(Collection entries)
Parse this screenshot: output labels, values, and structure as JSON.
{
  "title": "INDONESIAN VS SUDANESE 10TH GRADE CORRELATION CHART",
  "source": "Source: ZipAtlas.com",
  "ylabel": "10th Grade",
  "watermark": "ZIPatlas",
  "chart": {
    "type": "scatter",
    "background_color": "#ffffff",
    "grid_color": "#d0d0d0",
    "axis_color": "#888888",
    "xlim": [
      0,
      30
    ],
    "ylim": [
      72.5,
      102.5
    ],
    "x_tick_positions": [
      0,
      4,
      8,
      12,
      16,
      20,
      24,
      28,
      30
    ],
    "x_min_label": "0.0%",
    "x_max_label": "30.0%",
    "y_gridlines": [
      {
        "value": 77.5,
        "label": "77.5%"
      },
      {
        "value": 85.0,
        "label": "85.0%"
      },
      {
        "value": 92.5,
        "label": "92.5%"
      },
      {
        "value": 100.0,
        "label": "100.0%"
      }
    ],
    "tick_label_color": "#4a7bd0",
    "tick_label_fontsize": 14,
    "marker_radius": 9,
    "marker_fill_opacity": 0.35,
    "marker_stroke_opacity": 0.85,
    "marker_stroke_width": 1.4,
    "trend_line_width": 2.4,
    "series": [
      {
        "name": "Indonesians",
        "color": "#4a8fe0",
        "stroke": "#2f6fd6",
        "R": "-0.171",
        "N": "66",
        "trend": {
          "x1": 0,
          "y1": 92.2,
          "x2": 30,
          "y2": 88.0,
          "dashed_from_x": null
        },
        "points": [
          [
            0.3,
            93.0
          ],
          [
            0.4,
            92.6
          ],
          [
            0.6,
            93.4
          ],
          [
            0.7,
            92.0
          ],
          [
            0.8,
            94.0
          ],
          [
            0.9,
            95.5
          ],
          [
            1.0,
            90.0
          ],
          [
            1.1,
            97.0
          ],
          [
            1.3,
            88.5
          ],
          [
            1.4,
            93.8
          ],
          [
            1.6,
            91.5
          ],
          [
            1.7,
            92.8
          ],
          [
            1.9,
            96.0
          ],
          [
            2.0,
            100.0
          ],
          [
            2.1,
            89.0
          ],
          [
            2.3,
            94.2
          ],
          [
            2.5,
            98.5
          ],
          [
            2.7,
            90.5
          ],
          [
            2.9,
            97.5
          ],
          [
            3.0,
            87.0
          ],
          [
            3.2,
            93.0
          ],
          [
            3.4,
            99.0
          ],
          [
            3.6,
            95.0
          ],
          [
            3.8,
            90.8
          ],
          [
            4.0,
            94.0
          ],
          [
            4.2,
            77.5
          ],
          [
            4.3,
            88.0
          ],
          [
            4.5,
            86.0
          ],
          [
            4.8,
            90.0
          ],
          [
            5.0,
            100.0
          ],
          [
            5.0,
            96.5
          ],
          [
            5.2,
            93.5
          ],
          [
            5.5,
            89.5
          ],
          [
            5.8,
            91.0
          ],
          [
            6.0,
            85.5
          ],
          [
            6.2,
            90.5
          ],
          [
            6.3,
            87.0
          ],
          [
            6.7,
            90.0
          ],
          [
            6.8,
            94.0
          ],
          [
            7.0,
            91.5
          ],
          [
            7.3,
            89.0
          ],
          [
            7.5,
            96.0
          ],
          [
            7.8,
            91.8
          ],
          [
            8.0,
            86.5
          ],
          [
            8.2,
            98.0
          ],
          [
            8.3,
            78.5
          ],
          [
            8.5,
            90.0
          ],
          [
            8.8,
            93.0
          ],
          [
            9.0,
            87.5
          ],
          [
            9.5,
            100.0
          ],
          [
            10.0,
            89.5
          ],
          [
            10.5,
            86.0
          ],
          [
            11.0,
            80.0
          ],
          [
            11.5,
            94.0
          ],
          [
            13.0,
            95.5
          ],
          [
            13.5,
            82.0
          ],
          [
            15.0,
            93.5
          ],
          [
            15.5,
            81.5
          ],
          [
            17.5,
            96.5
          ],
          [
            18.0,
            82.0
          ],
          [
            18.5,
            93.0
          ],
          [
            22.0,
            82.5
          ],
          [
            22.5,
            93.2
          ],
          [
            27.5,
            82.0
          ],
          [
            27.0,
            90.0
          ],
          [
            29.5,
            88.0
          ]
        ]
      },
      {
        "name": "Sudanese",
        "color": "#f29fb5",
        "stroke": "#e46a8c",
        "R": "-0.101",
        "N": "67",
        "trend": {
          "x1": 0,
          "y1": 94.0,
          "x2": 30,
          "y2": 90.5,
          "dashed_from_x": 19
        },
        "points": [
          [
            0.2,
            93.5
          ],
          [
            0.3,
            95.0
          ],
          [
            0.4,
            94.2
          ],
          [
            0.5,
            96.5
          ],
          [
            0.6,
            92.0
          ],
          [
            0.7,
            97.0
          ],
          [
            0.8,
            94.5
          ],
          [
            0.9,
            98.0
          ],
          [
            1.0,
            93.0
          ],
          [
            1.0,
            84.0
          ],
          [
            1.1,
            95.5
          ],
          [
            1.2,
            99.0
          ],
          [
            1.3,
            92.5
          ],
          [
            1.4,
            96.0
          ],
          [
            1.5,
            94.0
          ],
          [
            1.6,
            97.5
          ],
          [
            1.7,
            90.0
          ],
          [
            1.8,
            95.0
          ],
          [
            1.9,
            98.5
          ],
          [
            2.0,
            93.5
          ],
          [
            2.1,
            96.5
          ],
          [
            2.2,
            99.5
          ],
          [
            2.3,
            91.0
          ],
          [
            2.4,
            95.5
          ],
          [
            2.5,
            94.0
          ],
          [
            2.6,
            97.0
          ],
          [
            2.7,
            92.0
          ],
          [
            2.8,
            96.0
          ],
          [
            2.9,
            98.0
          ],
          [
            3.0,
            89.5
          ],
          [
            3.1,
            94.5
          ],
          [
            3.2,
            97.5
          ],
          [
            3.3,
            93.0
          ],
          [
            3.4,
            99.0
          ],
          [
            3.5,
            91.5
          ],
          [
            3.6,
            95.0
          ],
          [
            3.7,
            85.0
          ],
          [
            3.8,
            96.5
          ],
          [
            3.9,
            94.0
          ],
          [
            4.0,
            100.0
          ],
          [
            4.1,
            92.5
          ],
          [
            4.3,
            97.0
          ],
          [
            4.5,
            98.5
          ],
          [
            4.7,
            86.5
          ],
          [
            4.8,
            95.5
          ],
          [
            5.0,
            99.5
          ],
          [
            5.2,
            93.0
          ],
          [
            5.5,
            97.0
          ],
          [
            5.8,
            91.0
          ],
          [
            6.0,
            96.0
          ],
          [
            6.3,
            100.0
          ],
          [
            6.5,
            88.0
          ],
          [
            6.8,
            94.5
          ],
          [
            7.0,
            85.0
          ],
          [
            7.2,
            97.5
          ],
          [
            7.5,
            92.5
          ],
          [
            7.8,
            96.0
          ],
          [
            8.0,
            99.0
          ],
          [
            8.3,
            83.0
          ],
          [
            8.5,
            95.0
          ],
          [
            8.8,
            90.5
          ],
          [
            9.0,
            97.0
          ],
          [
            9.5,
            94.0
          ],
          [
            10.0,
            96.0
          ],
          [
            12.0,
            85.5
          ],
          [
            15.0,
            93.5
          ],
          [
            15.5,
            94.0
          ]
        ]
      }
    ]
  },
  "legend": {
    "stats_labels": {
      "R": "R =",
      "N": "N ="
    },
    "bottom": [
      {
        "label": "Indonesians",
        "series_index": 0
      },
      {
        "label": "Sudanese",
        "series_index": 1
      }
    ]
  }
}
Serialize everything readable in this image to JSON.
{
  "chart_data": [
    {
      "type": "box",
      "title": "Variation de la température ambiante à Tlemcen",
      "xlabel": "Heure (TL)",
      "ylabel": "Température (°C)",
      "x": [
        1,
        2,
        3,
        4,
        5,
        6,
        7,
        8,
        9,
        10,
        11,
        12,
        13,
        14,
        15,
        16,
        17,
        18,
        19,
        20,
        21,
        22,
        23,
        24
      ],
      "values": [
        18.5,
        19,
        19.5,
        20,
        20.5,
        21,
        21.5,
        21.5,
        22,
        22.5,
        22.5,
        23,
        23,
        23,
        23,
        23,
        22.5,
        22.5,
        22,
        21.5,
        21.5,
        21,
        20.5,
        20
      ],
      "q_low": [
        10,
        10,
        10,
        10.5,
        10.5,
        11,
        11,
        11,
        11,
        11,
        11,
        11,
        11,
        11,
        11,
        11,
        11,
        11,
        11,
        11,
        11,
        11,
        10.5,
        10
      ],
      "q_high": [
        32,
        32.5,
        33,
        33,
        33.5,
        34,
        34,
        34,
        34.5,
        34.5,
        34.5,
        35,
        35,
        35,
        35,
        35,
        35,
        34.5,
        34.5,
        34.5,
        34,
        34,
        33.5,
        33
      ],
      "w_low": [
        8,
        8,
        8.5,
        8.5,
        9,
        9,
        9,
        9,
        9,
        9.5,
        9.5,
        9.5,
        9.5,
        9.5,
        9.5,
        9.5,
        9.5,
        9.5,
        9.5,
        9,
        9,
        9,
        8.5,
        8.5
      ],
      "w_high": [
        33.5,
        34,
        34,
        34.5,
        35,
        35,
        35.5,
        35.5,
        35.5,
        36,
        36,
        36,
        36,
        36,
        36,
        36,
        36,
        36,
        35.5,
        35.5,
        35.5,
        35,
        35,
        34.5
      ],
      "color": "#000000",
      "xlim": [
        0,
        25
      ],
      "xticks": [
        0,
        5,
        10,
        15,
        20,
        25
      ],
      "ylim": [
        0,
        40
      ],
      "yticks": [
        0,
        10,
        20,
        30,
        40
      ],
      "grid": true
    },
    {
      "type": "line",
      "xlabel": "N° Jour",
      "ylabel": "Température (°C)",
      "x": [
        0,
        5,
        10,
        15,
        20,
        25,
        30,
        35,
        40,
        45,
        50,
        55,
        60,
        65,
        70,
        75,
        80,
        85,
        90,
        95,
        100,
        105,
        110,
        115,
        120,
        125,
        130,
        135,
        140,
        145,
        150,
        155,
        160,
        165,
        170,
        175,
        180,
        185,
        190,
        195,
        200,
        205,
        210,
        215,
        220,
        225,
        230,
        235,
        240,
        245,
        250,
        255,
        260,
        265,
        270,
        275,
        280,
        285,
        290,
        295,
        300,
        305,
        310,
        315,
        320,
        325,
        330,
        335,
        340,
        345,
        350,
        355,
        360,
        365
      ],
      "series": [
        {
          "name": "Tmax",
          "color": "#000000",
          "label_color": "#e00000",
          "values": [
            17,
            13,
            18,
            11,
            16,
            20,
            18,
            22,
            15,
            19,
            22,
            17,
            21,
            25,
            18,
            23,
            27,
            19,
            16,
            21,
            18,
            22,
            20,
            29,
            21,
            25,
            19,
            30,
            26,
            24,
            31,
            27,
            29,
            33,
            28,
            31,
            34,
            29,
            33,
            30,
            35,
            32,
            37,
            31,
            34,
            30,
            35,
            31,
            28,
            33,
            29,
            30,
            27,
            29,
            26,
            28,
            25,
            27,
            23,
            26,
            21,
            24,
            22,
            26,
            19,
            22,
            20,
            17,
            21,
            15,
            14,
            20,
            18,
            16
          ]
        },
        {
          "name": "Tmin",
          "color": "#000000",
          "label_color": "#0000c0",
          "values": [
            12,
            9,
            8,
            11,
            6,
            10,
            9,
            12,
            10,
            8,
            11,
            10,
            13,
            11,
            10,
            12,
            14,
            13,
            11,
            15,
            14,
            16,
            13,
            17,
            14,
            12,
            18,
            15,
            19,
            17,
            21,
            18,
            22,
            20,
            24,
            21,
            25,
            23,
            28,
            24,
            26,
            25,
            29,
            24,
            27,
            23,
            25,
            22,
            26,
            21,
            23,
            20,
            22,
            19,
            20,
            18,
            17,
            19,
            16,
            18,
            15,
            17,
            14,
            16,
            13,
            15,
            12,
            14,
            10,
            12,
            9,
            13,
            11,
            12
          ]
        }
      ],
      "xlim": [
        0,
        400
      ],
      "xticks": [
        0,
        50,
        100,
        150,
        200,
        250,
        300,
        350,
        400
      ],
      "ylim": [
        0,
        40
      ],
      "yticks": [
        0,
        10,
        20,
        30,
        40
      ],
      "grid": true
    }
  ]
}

§ **Work to be completed**
Return each line with "JSON".

§ **Problem solution**
Parse this screenshot: output labels, values, and structure as JSON.
Serialize everything readable in this image to JSON.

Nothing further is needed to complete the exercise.